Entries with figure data

_ _ _ _ _

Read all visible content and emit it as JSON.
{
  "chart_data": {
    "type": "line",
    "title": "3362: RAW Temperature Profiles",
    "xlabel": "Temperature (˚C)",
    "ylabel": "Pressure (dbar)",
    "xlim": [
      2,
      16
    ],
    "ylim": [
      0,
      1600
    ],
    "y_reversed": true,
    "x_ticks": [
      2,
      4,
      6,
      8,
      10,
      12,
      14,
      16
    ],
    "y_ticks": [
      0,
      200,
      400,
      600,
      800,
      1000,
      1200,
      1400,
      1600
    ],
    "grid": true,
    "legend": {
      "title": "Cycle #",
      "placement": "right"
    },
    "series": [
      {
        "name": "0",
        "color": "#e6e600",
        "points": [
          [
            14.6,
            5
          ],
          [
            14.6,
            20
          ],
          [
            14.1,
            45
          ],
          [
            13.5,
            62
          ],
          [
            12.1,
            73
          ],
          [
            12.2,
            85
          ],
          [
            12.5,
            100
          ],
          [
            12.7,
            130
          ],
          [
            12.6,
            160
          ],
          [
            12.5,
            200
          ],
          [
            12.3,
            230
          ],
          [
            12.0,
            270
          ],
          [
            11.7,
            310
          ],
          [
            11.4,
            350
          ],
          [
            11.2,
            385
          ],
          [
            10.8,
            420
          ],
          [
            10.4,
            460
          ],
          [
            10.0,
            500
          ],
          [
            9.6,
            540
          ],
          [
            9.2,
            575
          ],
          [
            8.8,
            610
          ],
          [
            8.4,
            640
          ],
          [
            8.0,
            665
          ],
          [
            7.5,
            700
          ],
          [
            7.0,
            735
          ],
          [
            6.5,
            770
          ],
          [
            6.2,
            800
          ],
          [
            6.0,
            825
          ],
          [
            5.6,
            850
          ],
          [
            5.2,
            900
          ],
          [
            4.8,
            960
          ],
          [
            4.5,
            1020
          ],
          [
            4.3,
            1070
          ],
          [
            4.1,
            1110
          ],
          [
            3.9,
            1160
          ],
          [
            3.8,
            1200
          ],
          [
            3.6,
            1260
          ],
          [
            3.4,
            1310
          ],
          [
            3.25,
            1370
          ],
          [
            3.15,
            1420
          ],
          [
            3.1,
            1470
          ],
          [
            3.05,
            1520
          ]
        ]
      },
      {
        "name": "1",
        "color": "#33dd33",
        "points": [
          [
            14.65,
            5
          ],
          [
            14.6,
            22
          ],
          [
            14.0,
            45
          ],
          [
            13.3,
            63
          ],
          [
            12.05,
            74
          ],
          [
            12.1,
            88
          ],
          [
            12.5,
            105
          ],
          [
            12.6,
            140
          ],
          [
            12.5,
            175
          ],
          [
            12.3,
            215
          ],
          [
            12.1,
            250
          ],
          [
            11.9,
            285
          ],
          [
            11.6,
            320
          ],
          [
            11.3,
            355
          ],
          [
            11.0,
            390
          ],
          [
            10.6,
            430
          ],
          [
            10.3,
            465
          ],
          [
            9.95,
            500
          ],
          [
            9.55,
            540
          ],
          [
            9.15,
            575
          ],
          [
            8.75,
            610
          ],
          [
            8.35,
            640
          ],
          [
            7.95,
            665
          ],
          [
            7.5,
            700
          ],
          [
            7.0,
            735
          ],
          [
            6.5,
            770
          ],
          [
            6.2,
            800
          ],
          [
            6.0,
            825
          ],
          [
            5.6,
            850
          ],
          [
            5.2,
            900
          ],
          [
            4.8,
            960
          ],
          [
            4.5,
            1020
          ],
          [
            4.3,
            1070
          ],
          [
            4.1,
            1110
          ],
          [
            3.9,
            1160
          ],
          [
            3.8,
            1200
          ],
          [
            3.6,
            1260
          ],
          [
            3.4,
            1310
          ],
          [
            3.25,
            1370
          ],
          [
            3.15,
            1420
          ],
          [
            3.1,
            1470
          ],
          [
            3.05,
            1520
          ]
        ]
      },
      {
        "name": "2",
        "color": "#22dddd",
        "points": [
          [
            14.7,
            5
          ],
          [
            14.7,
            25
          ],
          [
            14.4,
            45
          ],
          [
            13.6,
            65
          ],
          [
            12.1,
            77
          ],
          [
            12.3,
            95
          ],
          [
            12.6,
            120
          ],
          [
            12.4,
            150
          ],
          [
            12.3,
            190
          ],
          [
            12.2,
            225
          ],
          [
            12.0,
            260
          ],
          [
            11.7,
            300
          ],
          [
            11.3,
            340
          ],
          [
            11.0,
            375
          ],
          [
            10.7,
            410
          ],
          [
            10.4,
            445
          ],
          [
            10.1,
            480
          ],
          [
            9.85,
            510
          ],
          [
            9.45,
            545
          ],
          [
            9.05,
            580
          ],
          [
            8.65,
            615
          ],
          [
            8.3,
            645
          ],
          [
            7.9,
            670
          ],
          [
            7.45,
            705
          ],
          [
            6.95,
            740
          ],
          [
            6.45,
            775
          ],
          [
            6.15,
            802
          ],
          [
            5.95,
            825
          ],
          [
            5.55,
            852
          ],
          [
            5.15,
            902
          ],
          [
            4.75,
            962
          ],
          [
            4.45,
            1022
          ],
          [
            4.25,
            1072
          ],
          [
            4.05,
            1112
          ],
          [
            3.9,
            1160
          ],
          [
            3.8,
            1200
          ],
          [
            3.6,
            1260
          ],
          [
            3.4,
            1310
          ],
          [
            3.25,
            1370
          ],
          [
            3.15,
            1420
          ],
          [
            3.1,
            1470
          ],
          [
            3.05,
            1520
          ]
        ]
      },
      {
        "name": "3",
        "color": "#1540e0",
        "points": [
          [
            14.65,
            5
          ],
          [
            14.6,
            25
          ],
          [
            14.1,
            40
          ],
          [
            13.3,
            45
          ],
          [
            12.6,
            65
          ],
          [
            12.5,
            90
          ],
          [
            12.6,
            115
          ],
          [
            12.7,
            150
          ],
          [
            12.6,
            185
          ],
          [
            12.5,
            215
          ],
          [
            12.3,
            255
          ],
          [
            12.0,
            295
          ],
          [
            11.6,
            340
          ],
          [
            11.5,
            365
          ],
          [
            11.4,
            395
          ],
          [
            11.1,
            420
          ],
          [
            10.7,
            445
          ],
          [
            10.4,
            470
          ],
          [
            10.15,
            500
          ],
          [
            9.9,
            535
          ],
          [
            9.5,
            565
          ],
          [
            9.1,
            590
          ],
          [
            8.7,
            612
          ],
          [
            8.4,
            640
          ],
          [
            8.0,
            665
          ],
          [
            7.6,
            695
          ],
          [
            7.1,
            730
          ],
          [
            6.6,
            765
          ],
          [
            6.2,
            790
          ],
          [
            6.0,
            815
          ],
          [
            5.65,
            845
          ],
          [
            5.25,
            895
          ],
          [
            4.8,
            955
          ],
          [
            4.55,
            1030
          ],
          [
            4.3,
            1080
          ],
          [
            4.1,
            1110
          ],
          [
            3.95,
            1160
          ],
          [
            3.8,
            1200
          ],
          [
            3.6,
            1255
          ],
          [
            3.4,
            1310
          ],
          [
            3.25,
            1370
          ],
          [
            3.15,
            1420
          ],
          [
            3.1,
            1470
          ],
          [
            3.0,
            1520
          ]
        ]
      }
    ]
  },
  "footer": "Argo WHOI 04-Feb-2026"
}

_ _ _ _ _

**Your goal**:
Every record shown above should be written out again exactly.

**Correct result**:
Read all visible content and emit it as JSON.
{
  "chart_data": {
    "type": "line",
    "title": "3362: RAW Temperature Profiles",
    "xlabel": "Temperature (˚C)",
    "ylabel": "Pressure (dbar)",
    "xlim": [
      2,
      16
    ],
    "ylim": [
      0,
      1600
    ],
    "y_reversed": true,
    "x_ticks": [
      2,
      4,
      6,
      8,
      10,
      12,
      14,
      16
    ],
    "y_ticks": [
      0,
      200,
      400,
      600,
      800,
      1000,
      1200,
      1400,
      1600
    ],
    "grid": true,
    "legend": {
      "title": "Cycle #",
      "placement": "right"
    },
    "series": [
      {
        "name": "0",
        "color": "#e6e600",
        "points": [
          [
            14.6,
            5
          ],
          [
            14.6,
            20
          ],
          [
            14.1,
            45
          ],
          [
            13.5,
            62
          ],
          [
            12.1,
            73
          ],
          [
            12.2,
            85
          ],
          [
            12.5,
            100
          ],
          [
            12.7,
            130
          ],
          [
            12.6,
            160
          ],
          [
            12.5,
            200
          ],
          [
            12.3,
            230
          ],
          [
            12.0,
            270
          ],
          [
            11.7,
            310
          ],
          [
            11.4,
            350
          ],
          [
            11.2,
            385
          ],
          [
            10.8,
            420
          ],
          [
            10.4,
            460
          ],
          [
            10.0,
            500
          ],
          [
            9.6,
            540
          ],
          [
            9.2,
            575
          ],
          [
            8.8,
            610
          ],
          [
            8.4,
            640
          ],
          [
            8.0,
            665
          ],
          [
            7.5,
            700
          ],
          [
            7.0,
            735
          ],
          [
            6.5,
            770
          ],
          [
            6.2,
            800
          ],
          [
            6.0,
            825
          ],
          [
            5.6,
            850
          ],
          [
            5.2,
            900
          ],
          [
            4.8,
            960
          ],
          [
            4.5,
            1020
          ],
          [
            4.3,
            1070
          ],
          [
            4.1,
            1110
          ],
          [
            3.9,
            1160
          ],
          [
            3.8,
            1200
          ],
          [
            3.6,
            1260
          ],
          [
            3.4,
            1310
          ],
          [
            3.25,
            1370
          ],
          [
            3.15,
            1420
          ],
          [
            3.1,
            1470
          ],
          [
            3.05,
            1520
          ]
        ]
      },
      {
        "name": "1",
        "color": "#33dd33",
        "points": [
          [
            14.65,
            5
          ],
          [
            14.6,
            22
          ],
          [
            14.0,
            45
          ],
          [
            13.3,
            63
          ],
          [
            12.05,
            74
          ],
          [
            12.1,
            88
          ],
          [
            12.5,
            105
          ],
          [
            12.6,
            140
          ],
          [
            12.5,
            175
          ],
          [
            12.3,
            215
          ],
          [
            12.1,
            250
          ],
          [
            11.9,
            285
          ],
          [
            11.6,
            320
          ],
          [
            11.3,
            355
          ],
          [
            11.0,
            390
          ],
          [
            10.6,
            430
          ],
          [
            10.3,
            465
          ],
          [
            9.95,
            500
          ],
          [
            9.55,
            540
          ],
          [
            9.15,
            575
          ],
          [
            8.75,
            610
          ],
          [
            8.35,
            640
          ],
          [
            7.95,
            665
          ],
          [
            7.5,
            700
          ],
          [
            7.0,
            735
          ],
          [
            6.5,
            770
          ],
          [
            6.2,
            800
          ],
          [
            6.0,
            825
          ],
          [
            5.6,
            850
          ],
          [
            5.2,
            900
          ],
          [
            4.8,
            960
          ],
          [
            4.5,
            1020
          ],
          [
            4.3,
            1070
          ],
          [
            4.1,
            1110
          ],
          [
            3.9,
            1160
          ],
          [
            3.8,
            1200
          ],
          [
            3.6,
            1260
          ],
          [
            3.4,
            1310
          ],
          [
            3.25,
            1370
          ],
          [
            3.15,
            1420
          ],
          [
            3.1,
            1470
          ],
          [
            3.05,
            1520
          ]
        ]
      },
      {
        "name": "2",
        "color": "#22dddd",
        "points": [
          [
            14.7,
            5
          ],
          [
            14.7,
            25
          ],
          [
            14.4,
            45
          ],
          [
            13.6,
            65
          ],
          [
            12.1,
            77
          ],
          [
            12.3,
            95
          ],
          [
            12.6,
            120
          ],
          [
            12.4,
            150
          ],
          [
            12.3,
            190
          ],
          [
            12.2,
            225
          ],
          [
            12.0,
            260
          ],
          [
            11.7,
            300
          ],
          [
            11.3,
            340
          ],
          [
            11.0,
            375
          ],
          [
            10.7,
            410
          ],
          [
            10.4,
            445
          ],
          [
            10.1,
            480
          ],
          [
            9.85,
            510
          ],
          [
            9.45,
            545
          ],
          [
            9.05,
            580
          ],
          [
            8.65,
            615
          ],
          [
            8.3,
            645
          ],
          [
            7.9,
            670
          ],
          [
            7.45,
            705
          ],
          [
            6.95,
            740
          ],
          [
            6.45,
            775
          ],
          [
            6.15,
            802
          ],
          [
            5.95,
            825
          ],
          [
            5.55,
            852
          ],
          [
            5.15,
            902
          ],
          [
            4.75,
            962
          ],
          [
            4.45,
            1022
          ],
          [
            4.25,
            1072
          ],
          [
            4.05,
            1112
          ],
          [
            3.9,
            1160
          ],
          [
            3.8,
            1200
          ],
          [
            3.6,
            1260
          ],
          [
            3.4,
            1310
          ],
          [
            3.25,
            1370
          ],
          [
            3.15,
            1420
          ],
          [
            3.1,
            1470
          ],
          [
            3.05,
            1520
          ]
        ]
      },
      {
        "name": "3",
        "color": "#1540e0",
        "points": [
          [
            14.65,
            5
          ],
          [
            14.6,
            25
          ],
          [
            14.1,
            40
          ],
          [
            13.3,
            45
          ],
          [
            12.6,
            65
          ],
          [
            12.5,
            90
          ],
          [
            12.6,
            115
          ],
          [
            12.7,
            150
          ],
          [
            12.6,
            185
          ],
          [
            12.5,
            215
          ],
          [
            12.3,
            255
          ],
          [
            12.0,
            295
          ],
          [
            11.6,
            340
          ],
          [
            11.5,
            365
          ],
          [
            11.4,
            395
          ],
          [
            11.1,
            420
          ],
          [
            10.7,
            445
          ],
          [
            10.4,
            470
          ],
          [
            10.15,
            500
          ],
          [
            9.9,
            535
          ],
          [
            9.5,
            565
          ],
          [
            9.1,
            590
          ],
          [
            8.7,
            612
          ],
          [
            8.4,
            640
          ],
          [
            8.0,
            665
          ],
          [
            7.6,
            695
          ],
          [
            7.1,
            730
          ],
          [
            6.6,
            765
          ],
          [
            6.2,
            790
          ],
          [
            6.0,
            815
          ],
          [
            5.65,
            845
          ],
          [
            5.25,
            895
          ],
          [
            4.8,
            955
          ],
          [
            4.55,
            1030
          ],
          [
            4.3,
            1080
          ],
          [
            4.1,
            1110
          ],
          [
            3.95,
            1160
          ],
          [
            3.8,
            1200
          ],
          [
            3.6,
            1255
          ],
          [
            3.4,
            1310
          ],
          [
            3.25,
            1370
          ],
          [
            3.15,
            1420
          ],
          [
            3.1,
            1470
          ],
          [
            3.0,
            1520
          ]
        ]
      }
    ]
  },
  "footer": "Argo WHOI 04-Feb-2026"
}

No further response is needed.